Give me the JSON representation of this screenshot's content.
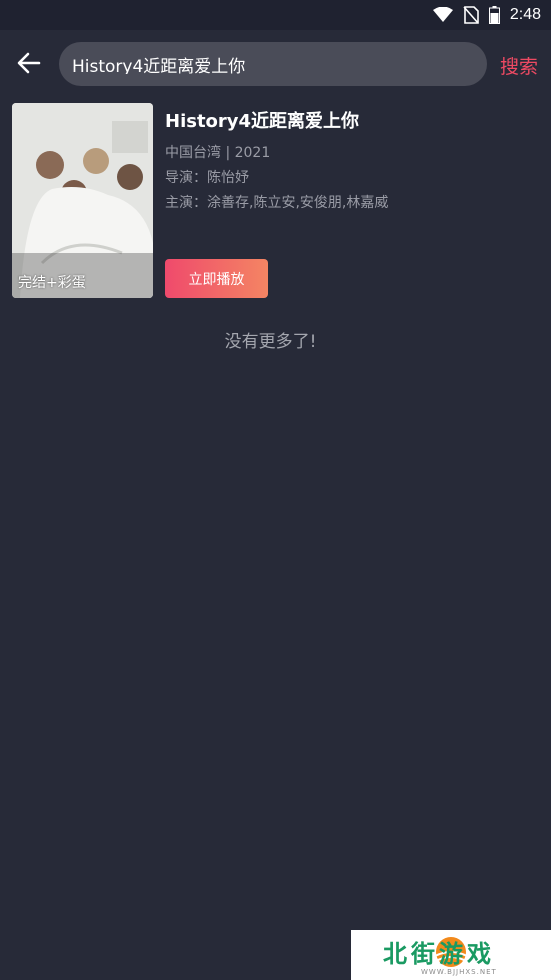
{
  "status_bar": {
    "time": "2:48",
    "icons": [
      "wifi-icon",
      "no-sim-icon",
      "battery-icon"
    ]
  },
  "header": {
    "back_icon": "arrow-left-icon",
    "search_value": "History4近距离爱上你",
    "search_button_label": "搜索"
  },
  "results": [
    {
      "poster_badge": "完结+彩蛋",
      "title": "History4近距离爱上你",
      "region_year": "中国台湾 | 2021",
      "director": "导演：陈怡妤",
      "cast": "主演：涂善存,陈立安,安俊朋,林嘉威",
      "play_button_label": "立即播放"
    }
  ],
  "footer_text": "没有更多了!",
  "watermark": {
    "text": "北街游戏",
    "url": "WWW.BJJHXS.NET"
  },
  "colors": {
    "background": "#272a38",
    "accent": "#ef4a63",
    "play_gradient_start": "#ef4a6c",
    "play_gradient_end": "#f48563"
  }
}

----------

* [THE EXERCISE]
Without the pictures, print the records in full, exactly as they appear.

* [EXERCISE RESULT]
Give me the JSON representation of this screenshot's content.
{
  "status_bar": {
    "time": "2:48",
    "icons": [
      "wifi-icon",
      "no-sim-icon",
      "battery-icon"
    ]
  },
  "header": {
    "back_icon": "arrow-left-icon",
    "search_value": "History4近距离爱上你",
    "search_button_label": "搜索"
  },
  "results": [
    {
      "poster_badge": "完结+彩蛋",
      "title": "History4近距离爱上你",
      "region_year": "中国台湾 | 2021",
      "director": "导演：陈怡妤",
      "cast": "主演：涂善存,陈立安,安俊朋,林嘉威",
      "play_button_label": "立即播放"
    }
  ],
  "footer_text": "没有更多了!",
  "watermark": {
    "text": "北街游戏",
    "url": "WWW.BJJHXS.NET"
  },
  "colors": {
    "background": "#272a38",
    "accent": "#ef4a63",
    "play_gradient_start": "#ef4a6c",
    "play_gradient_end": "#f48563"
  }
}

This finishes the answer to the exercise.